**Given information:**
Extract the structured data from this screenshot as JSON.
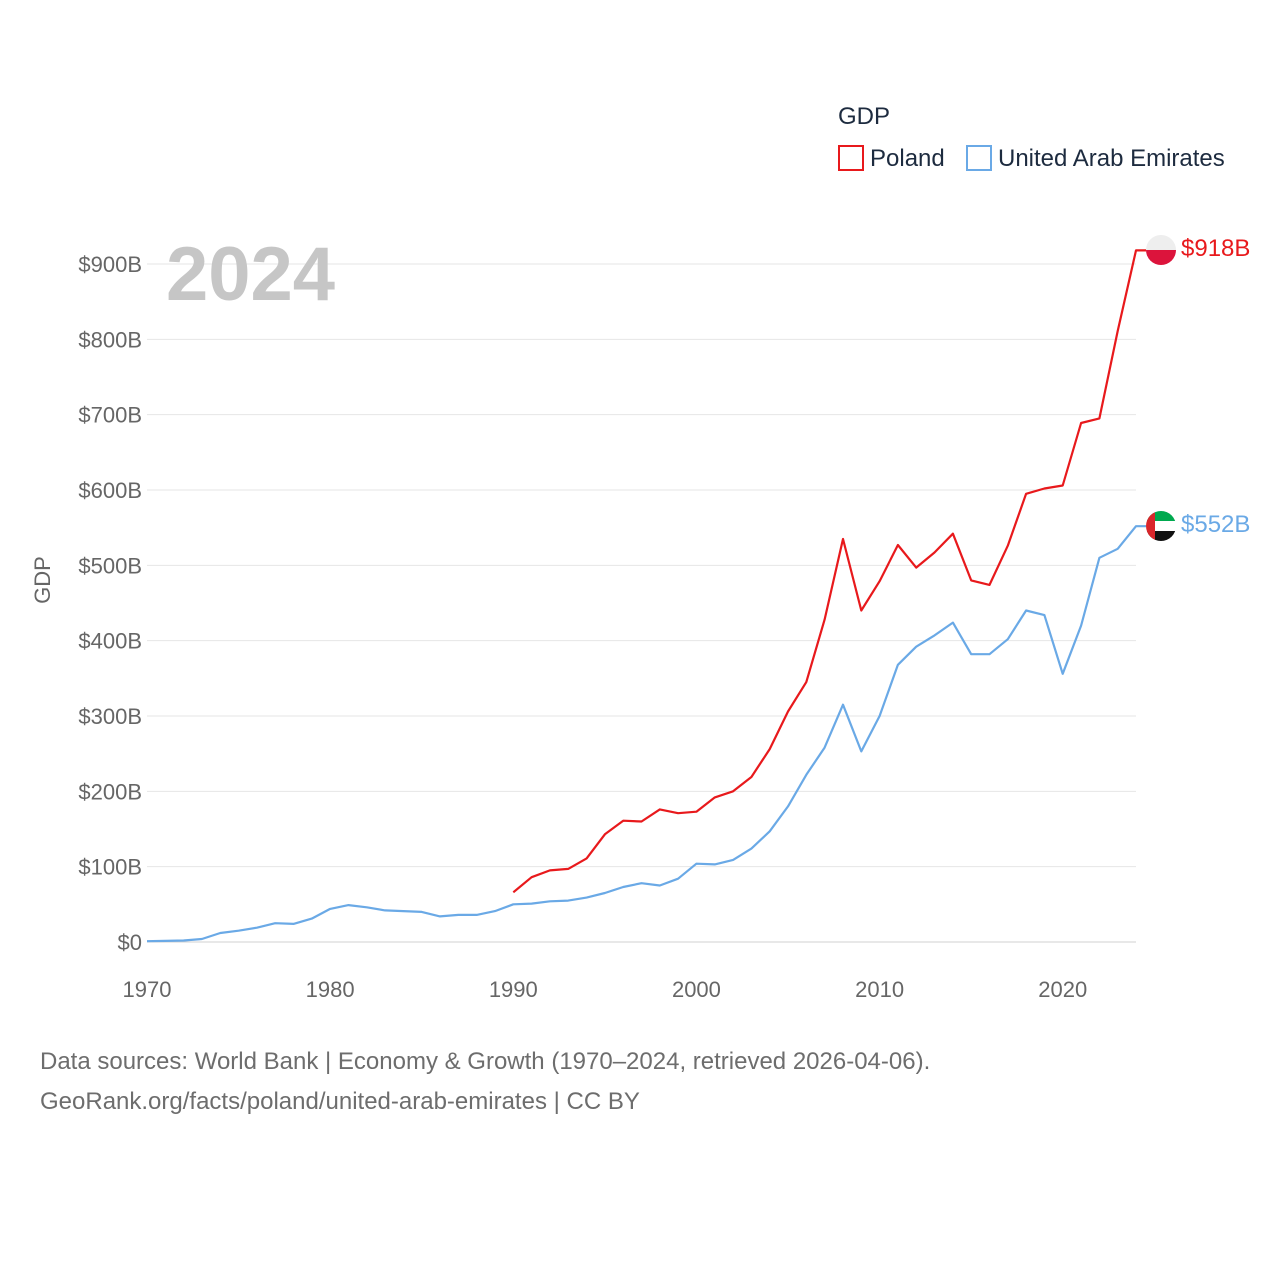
{
  "chart_data": {
    "type": "line",
    "title": "2024",
    "legend_title": "GDP",
    "ylabel": "GDP",
    "xlabel": "",
    "xlim": [
      1970,
      2024
    ],
    "ylim": [
      0,
      900
    ],
    "x_ticks": [
      1970,
      1980,
      1990,
      2000,
      2010,
      2020
    ],
    "y_ticks": [
      {
        "value": 0,
        "label": "$0"
      },
      {
        "value": 100,
        "label": "$100B"
      },
      {
        "value": 200,
        "label": "$200B"
      },
      {
        "value": 300,
        "label": "$300B"
      },
      {
        "value": 400,
        "label": "$400B"
      },
      {
        "value": 500,
        "label": "$500B"
      },
      {
        "value": 600,
        "label": "$600B"
      },
      {
        "value": 700,
        "label": "$700B"
      },
      {
        "value": 800,
        "label": "$800B"
      },
      {
        "value": 900,
        "label": "$900B"
      }
    ],
    "grid": true,
    "legend_position": "top-right",
    "series": [
      {
        "name": "Poland",
        "color": "#e8191c",
        "end_label": "$918B",
        "flag": "poland-flag",
        "x": [
          1990,
          1991,
          1992,
          1993,
          1994,
          1995,
          1996,
          1997,
          1998,
          1999,
          2000,
          2001,
          2002,
          2003,
          2004,
          2005,
          2006,
          2007,
          2008,
          2009,
          2010,
          2011,
          2012,
          2013,
          2014,
          2015,
          2016,
          2017,
          2018,
          2019,
          2020,
          2021,
          2022,
          2023,
          2024
        ],
        "values": [
          66,
          86,
          95,
          97,
          111,
          143,
          161,
          160,
          176,
          171,
          173,
          192,
          200,
          219,
          256,
          306,
          345,
          428,
          535,
          440,
          479,
          527,
          497,
          517,
          542,
          480,
          474,
          526,
          595,
          602,
          606,
          689,
          695,
          811,
          918
        ]
      },
      {
        "name": "United Arab Emirates",
        "color": "#6aa9e6",
        "end_label": "$552B",
        "flag": "uae-flag",
        "x": [
          1970,
          1971,
          1972,
          1973,
          1974,
          1975,
          1976,
          1977,
          1978,
          1979,
          1980,
          1981,
          1982,
          1983,
          1984,
          1985,
          1986,
          1987,
          1988,
          1989,
          1990,
          1991,
          1992,
          1993,
          1994,
          1995,
          1996,
          1997,
          1998,
          1999,
          2000,
          2001,
          2002,
          2003,
          2004,
          2005,
          2006,
          2007,
          2008,
          2009,
          2010,
          2011,
          2012,
          2013,
          2014,
          2015,
          2016,
          2017,
          2018,
          2019,
          2020,
          2021,
          2022,
          2023,
          2024
        ],
        "values": [
          1,
          1.5,
          2,
          4,
          12,
          15,
          19,
          25,
          24,
          31,
          44,
          49,
          46,
          42,
          41,
          40,
          34,
          36,
          36,
          41,
          50,
          51,
          54,
          55,
          59,
          65,
          73,
          78,
          75,
          84,
          104,
          103,
          109,
          124,
          147,
          180,
          222,
          258,
          315,
          253,
          300,
          368,
          392,
          407,
          424,
          382,
          382,
          402,
          440,
          434,
          356,
          420,
          510,
          522,
          552
        ]
      }
    ]
  },
  "footer": {
    "line1": "Data sources: World Bank | Economy & Growth (1970–2024, retrieved 2026-04-06).",
    "line2": "GeoRank.org/facts/poland/united-arab-emirates | CC BY"
  }
}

**Exercise requirements:**
Among the lines of the listing, how many hold the string "name"? Respond with only the number.

**Full response:**
2